* **TASK**: Would you transcribe all of the data exactly, down to the last character?

* **Stored records**:
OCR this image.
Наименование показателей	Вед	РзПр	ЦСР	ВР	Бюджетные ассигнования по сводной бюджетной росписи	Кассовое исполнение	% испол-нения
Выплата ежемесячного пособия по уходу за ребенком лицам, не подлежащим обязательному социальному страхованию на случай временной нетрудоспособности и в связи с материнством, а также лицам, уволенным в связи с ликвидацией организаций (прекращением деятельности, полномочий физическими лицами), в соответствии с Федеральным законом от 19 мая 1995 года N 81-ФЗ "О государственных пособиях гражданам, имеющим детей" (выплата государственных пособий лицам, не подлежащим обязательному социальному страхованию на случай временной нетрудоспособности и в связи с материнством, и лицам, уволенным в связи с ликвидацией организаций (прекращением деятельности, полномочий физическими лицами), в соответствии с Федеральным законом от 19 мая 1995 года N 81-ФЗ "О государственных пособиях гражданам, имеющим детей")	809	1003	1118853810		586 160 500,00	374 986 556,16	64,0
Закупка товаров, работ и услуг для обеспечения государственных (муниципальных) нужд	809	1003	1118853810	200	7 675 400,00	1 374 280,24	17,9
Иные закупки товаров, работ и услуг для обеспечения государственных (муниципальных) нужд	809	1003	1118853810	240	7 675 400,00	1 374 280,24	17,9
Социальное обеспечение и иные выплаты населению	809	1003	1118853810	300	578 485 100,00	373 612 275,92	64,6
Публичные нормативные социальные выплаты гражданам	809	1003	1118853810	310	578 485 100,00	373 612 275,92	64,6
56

* **EXERCISE ANSWER**:
OCR this image.
Наименование показателей	Вед	РзПр	ЦСР	ВР	Бюджетные ассигнования по сводной бюджетной росписи	Кассовое исполнение	% испол-нения
Выплата ежемесячного пособия по уходу за ребенком лицам, не подлежащим обязательному социальному страхованию на случай временной нетрудоспособности и в связи с материнством, а также лицам, уволенным в связи с ликвидацией организаций (прекращением деятельности, полномочий физическими лицами), в соответствии с Федеральным законом от 19 мая 1995 года N 81-ФЗ "О государственных пособиях гражданам, имеющим детей" (выплата государственных пособий лицам, не подлежащим обязательному социальному страхованию на случай временной нетрудоспособности и в связи с материнством, и лицам, уволенным в связи с ликвидацией организаций (прекращением деятельности, полномочий физическими лицами), в соответствии с Федеральным законом от 19 мая 1995 года N 81-ФЗ "О государственных пособиях гражданам, имеющим детей")	809	1003	1118853810		586 160 500,00	374 986 556,16	64,0
Закупка товаров, работ и услуг для обеспечения государственных (муниципальных) нужд	809	1003	1118853810	200	7 675 400,00	1 374 280,24	17,9
Иные закупки товаров, работ и услуг для обеспечения государственных (муниципальных) нужд	809	1003	1118853810	240	7 675 400,00	1 374 280,24	17,9
Социальное обеспечение и иные выплаты населению	809	1003	1118853810	300	578 485 100,00	373 612 275,92	64,6
Публичные нормативные социальные выплаты гражданам	809	1003	1118853810	310	578 485 100,00	373 612 275,92	64,6
56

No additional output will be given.